_Excerpted passage_:

# # #

The Statute's Exceptions For Certain Schools and Programs
First, with respect to admissions, Title IX only applies to graduate, professional, and vocational schools, and to public undergraduate institutions that have not traditionally been single-sex. Thus, private undergraduate institutions and all elementary and secondary schools (public and private) are seemingly permitted to admit only students of one sex - as are public undergraduate schools that have traditionally done so.
One Michigan federal district court has held, in the case of Garrett v. Board of Education, that this exception only applies to existing single-sex elementary and secondary schools, and thus should not allow the creation of new single-sex schools. But it is not clear whether other courts would share this view (and OCR does not even acknowledge it).
Second, with respect to programs within coeducational schools, the statute exempts a few specific programs. They include Boys' and Girls' State programs; father-son or mother-daughter activities at school (like the dreaded mother-daughter fashion show, which thankfully occurs more in television shows than real life); and scholarship awards in beauty pageants.
Beyond the statute itself, there are administrative regulations designed to interpret and implement Title IX. Unlike the statute and the relevant Supreme Court single-sex education rulings, these regulations can be amended or erased by the relevant executive agency without Congress's approval.
Accordingly, regulations can change when Administrations change - or through the course of a single Administration. The Bush Administration is looking to change them now, but must do so within the existing framework of the statute and the two Supreme Court decisions described above.
The pertinent Title IX regulations, among other things, place some limits on the ability to create or maintain single-sex elementary and secondary schools. They also contain rules governing the ability of schools to offer single-sex classes within coeducational institutions.
The current regulations state that a public elementary or secondary school may exclude an individual on the basis of sex only if the educational district or board makes available to him or her a "comparable" course, service, or facility. (In contrast, private elementary and secondary schools may operate single-sex without regard to the opportunities available to the opposite sex). Thus, in general, a public school district cannot offer a particular program - such as music, performing arts, shop, vo-tech, or home economics - in only an all-girls or an all-boys school.
The only exception is that districts may offer a sole single-sex school if it can be justified by an affirmative action rationale - that is, it serves to compensate for past discrimination against the sex for whom the school is created. This type of justification might allow, for example, a special public girls' science and mathematics school, with superior facilities.
Meanwhile, within coeducational institutions, the regulations prohibit single-sex classes except for those involving participation in contact sports and those relating to human sexuality. All other classes must be co-ed--thus, shop cannot be closed to girls and home economics cannot be closed to boys.
But again, an affirmative action justification can enable single-sex classes to be offered in other subjects. The district might have a special afterschool class for girls interested in math and science careers, for instance.
The Bush Administration OCR's Proposal for Change To the Regulations
Those, in sum, are the current Title IX regulations on single-sex education. What is the goal of OCR's planned amendments? According to OCR's request for comments on the proposed changes, its goal is to "support efforts of school districts to improve educational outcomes for children and to provide public school parents with a diverse array of educational options that respond to the educational needs of their children."

# # #

_Task 1_: From the rows below, retype the part that opens with the line containing "colorbar-band-2 xyxy=(518,261,540,324)" and closes with the line containing "x-tick-label: −112.792 xyxy=(254,301,314,315)", both lines included.

Collection entries:
# # #

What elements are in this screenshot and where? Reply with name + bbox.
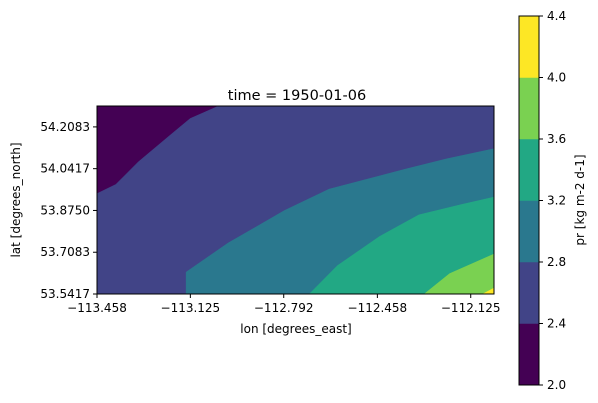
colorbar-band-2 xyxy=(518,261,540,324)
y-axis: 53.5417 53.7083 53.8750 54.0417 54.2083 xyxy=(40,120,97,301)
x-axis: −113.458 −113.125 −112.792 −112.458 −112.125 xyxy=(67,294,501,315)
colorbar-band-6 xyxy=(518,15,540,78)
colorbar-tick-label: 2.0 xyxy=(547,378,566,392)
colorbar-tick-label: 2.4 xyxy=(547,317,566,331)
colorbar-tick-label: 3.6 xyxy=(547,132,566,146)
y-tick-label: 53.5417 xyxy=(40,287,90,301)
colorbar-ticks: 2.0 2.4 2.8 3.2 3.6 4.0 4.4 xyxy=(539,9,566,392)
x-tick-label: −112.458 xyxy=(348,301,408,315)
y-tick-label: 53.7083 xyxy=(40,245,90,259)
x-tick-label: −112.792 xyxy=(254,301,314,315)
y-axis-label: lat [degrees_north] xyxy=(9,142,23,257)
y-tick-label: 54.0417 xyxy=(40,162,90,176)
x-axis-label: lon [degrees_east] xyxy=(240,322,351,336)
colorbar-label: pr [kg m-2 d-1] xyxy=(573,154,587,245)
colorbar-band-3 xyxy=(518,200,540,263)
colorbar-tick-label: 2.8 xyxy=(547,255,566,269)
x-tick-label: −113.458 xyxy=(67,301,127,315)
colorbar-tick-label: 3.2 xyxy=(547,194,566,208)
x-tick-label: −113.125 xyxy=(161,301,221,315)
colorbar-band-4 xyxy=(518,138,540,201)
colorbar-band-5 xyxy=(518,77,540,140)
colorbar-tick-label: 4.0 xyxy=(547,71,566,85)
contour-fills xyxy=(96,105,495,295)
plot-frame xyxy=(96,105,495,295)
x-tick-label: −112.125 xyxy=(441,301,501,315)
chart-title: time = 1950-01-06 xyxy=(228,88,366,104)
y-tick-label: 53.8750 xyxy=(40,203,90,217)
colorbar xyxy=(518,15,540,386)
y-tick-label: 54.2083 xyxy=(40,120,90,134)
colorbar-band-1 xyxy=(518,323,540,386)
colorbar-tick-label: 4.4 xyxy=(547,9,566,23)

# # #

_Task 2_: In the Title IX passage, why can the regulations on single-sex education change when Administrations change?

_Result 1_:
colorbar-band-2 xyxy=(518,261,540,324)
y-axis: 53.5417 53.7083 53.8750 54.0417 54.2083 xyxy=(40,120,97,301)
x-axis: −113.458 −113.125 −112.792 −112.458 −112.125 xyxy=(67,294,501,315)
colorbar-band-6 xyxy=(518,15,540,78)
colorbar-tick-label: 2.0 xyxy=(547,378,566,392)
colorbar-tick-label: 2.4 xyxy=(547,317,566,331)
colorbar-tick-label: 3.6 xyxy=(547,132,566,146)
y-tick-label: 53.5417 xyxy=(40,287,90,301)
colorbar-ticks: 2.0 2.4 2.8 3.2 3.6 4.0 4.4 xyxy=(539,9,566,392)
x-tick-label: −112.458 xyxy=(348,301,408,315)
y-tick-label: 53.7083 xyxy=(40,245,90,259)
x-tick-label: −112.792 xyxy=(254,301,314,315)

_Result 2_: Unlike the statute and the relevant Supreme Court rulings on single-sex education, the regulations can be amended or erased by the relevant executive agency without Congress's approval. That is why they can shift with a new Administration or even during a single one.